| TASK REQUIREMENTS |
Reproduce all records verbatim.

| SUPPLIED MATERIAL |

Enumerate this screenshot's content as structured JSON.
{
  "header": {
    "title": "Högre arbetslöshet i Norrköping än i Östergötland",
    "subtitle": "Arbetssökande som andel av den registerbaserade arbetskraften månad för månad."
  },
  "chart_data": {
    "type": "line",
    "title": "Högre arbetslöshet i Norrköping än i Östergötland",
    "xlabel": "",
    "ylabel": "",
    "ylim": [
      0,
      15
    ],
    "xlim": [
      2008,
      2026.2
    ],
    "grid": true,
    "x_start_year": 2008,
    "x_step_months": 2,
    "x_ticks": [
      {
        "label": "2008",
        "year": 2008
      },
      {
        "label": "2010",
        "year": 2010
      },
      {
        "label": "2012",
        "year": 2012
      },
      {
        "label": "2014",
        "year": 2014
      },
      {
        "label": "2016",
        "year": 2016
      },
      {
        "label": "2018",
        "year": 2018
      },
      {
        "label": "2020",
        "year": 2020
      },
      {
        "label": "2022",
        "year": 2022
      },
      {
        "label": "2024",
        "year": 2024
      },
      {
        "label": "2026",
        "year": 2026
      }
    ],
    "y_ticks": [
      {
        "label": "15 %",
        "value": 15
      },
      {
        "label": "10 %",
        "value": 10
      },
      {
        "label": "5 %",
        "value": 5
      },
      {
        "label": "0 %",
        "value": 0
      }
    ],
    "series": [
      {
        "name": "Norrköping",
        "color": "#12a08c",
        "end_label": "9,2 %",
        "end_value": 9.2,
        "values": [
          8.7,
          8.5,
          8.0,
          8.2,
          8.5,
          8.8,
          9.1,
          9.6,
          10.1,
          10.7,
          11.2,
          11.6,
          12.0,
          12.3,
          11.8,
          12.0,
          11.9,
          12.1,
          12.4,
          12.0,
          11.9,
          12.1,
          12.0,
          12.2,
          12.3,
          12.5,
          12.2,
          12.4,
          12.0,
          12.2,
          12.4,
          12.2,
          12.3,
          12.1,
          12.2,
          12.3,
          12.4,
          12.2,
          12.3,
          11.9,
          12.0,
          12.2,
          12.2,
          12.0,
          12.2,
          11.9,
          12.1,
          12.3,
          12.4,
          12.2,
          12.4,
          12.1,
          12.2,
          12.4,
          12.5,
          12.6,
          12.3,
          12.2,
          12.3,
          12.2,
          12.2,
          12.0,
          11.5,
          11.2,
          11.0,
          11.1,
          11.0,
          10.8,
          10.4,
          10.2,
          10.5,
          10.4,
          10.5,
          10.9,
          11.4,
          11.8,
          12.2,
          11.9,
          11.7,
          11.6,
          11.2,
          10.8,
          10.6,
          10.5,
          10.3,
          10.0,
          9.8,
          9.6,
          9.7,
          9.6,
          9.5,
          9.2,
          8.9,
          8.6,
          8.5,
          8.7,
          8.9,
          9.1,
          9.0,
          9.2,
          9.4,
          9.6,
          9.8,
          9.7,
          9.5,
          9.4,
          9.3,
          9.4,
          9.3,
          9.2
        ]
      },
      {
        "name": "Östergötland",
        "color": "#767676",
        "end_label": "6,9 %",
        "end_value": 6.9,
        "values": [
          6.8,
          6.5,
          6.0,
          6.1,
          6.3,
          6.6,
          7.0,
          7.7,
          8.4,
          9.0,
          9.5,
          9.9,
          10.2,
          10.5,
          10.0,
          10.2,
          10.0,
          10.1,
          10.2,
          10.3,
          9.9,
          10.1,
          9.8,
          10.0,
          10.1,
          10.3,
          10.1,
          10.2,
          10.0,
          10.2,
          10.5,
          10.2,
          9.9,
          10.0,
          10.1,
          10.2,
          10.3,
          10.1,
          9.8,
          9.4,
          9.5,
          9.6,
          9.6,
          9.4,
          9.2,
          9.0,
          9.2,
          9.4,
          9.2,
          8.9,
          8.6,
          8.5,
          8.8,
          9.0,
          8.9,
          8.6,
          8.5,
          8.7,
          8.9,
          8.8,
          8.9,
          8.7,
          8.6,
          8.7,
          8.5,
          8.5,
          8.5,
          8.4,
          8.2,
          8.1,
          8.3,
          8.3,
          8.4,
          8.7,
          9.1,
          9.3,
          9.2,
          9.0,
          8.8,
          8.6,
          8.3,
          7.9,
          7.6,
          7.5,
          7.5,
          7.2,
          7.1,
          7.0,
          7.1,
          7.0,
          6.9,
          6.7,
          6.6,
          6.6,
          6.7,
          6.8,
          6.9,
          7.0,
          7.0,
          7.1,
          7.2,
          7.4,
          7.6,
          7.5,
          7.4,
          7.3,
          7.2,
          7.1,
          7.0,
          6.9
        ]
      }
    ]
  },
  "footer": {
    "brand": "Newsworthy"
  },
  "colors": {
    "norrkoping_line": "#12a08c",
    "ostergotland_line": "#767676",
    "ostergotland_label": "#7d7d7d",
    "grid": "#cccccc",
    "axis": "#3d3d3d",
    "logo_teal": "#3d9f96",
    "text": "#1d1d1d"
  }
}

| RESULT BELOW |
Enumerate this screenshot's content as structured JSON.
{
  "header": {
    "title": "Högre arbetslöshet i Norrköping än i Östergötland",
    "subtitle": "Arbetssökande som andel av den registerbaserade arbetskraften månad för månad."
  },
  "chart_data": {
    "type": "line",
    "title": "Högre arbetslöshet i Norrköping än i Östergötland",
    "xlabel": "",
    "ylabel": "",
    "ylim": [
      0,
      15
    ],
    "xlim": [
      2008,
      2026.2
    ],
    "grid": true,
    "x_start_year": 2008,
    "x_step_months": 2,
    "x_ticks": [
      {
        "label": "2008",
        "year": 2008
      },
      {
        "label": "2010",
        "year": 2010
      },
      {
        "label": "2012",
        "year": 2012
      },
      {
        "label": "2014",
        "year": 2014
      },
      {
        "label": "2016",
        "year": 2016
      },
      {
        "label": "2018",
        "year": 2018
      },
      {
        "label": "2020",
        "year": 2020
      },
      {
        "label": "2022",
        "year": 2022
      },
      {
        "label": "2024",
        "year": 2024
      },
      {
        "label": "2026",
        "year": 2026
      }
    ],
    "y_ticks": [
      {
        "label": "15 %",
        "value": 15
      },
      {
        "label": "10 %",
        "value": 10
      },
      {
        "label": "5 %",
        "value": 5
      },
      {
        "label": "0 %",
        "value": 0
      }
    ],
    "series": [
      {
        "name": "Norrköping",
        "color": "#12a08c",
        "end_label": "9,2 %",
        "end_value": 9.2,
        "values": [
          8.7,
          8.5,
          8.0,
          8.2,
          8.5,
          8.8,
          9.1,
          9.6,
          10.1,
          10.7,
          11.2,
          11.6,
          12.0,
          12.3,
          11.8,
          12.0,
          11.9,
          12.1,
          12.4,
          12.0,
          11.9,
          12.1,
          12.0,
          12.2,
          12.3,
          12.5,
          12.2,
          12.4,
          12.0,
          12.2,
          12.4,
          12.2,
          12.3,
          12.1,
          12.2,
          12.3,
          12.4,
          12.2,
          12.3,
          11.9,
          12.0,
          12.2,
          12.2,
          12.0,
          12.2,
          11.9,
          12.1,
          12.3,
          12.4,
          12.2,
          12.4,
          12.1,
          12.2,
          12.4,
          12.5,
          12.6,
          12.3,
          12.2,
          12.3,
          12.2,
          12.2,
          12.0,
          11.5,
          11.2,
          11.0,
          11.1,
          11.0,
          10.8,
          10.4,
          10.2,
          10.5,
          10.4,
          10.5,
          10.9,
          11.4,
          11.8,
          12.2,
          11.9,
          11.7,
          11.6,
          11.2,
          10.8,
          10.6,
          10.5,
          10.3,
          10.0,
          9.8,
          9.6,
          9.7,
          9.6,
          9.5,
          9.2,
          8.9,
          8.6,
          8.5,
          8.7,
          8.9,
          9.1,
          9.0,
          9.2,
          9.4,
          9.6,
          9.8,
          9.7,
          9.5,
          9.4,
          9.3,
          9.4,
          9.3,
          9.2
        ]
      },
      {
        "name": "Östergötland",
        "color": "#767676",
        "end_label": "6,9 %",
        "end_value": 6.9,
        "values": [
          6.8,
          6.5,
          6.0,
          6.1,
          6.3,
          6.6,
          7.0,
          7.7,
          8.4,
          9.0,
          9.5,
          9.9,
          10.2,
          10.5,
          10.0,
          10.2,
          10.0,
          10.1,
          10.2,
          10.3,
          9.9,
          10.1,
          9.8,
          10.0,
          10.1,
          10.3,
          10.1,
          10.2,
          10.0,
          10.2,
          10.5,
          10.2,
          9.9,
          10.0,
          10.1,
          10.2,
          10.3,
          10.1,
          9.8,
          9.4,
          9.5,
          9.6,
          9.6,
          9.4,
          9.2,
          9.0,
          9.2,
          9.4,
          9.2,
          8.9,
          8.6,
          8.5,
          8.8,
          9.0,
          8.9,
          8.6,
          8.5,
          8.7,
          8.9,
          8.8,
          8.9,
          8.7,
          8.6,
          8.7,
          8.5,
          8.5,
          8.5,
          8.4,
          8.2,
          8.1,
          8.3,
          8.3,
          8.4,
          8.7,
          9.1,
          9.3,
          9.2,
          9.0,
          8.8,
          8.6,
          8.3,
          7.9,
          7.6,
          7.5,
          7.5,
          7.2,
          7.1,
          7.0,
          7.1,
          7.0,
          6.9,
          6.7,
          6.6,
          6.6,
          6.7,
          6.8,
          6.9,
          7.0,
          7.0,
          7.1,
          7.2,
          7.4,
          7.6,
          7.5,
          7.4,
          7.3,
          7.2,
          7.1,
          7.0,
          6.9
        ]
      }
    ]
  },
  "footer": {
    "brand": "Newsworthy"
  },
  "colors": {
    "norrkoping_line": "#12a08c",
    "ostergotland_line": "#767676",
    "ostergotland_label": "#7d7d7d",
    "grid": "#cccccc",
    "axis": "#3d3d3d",
    "logo_teal": "#3d9f96",
    "text": "#1d1d1d"
  }
}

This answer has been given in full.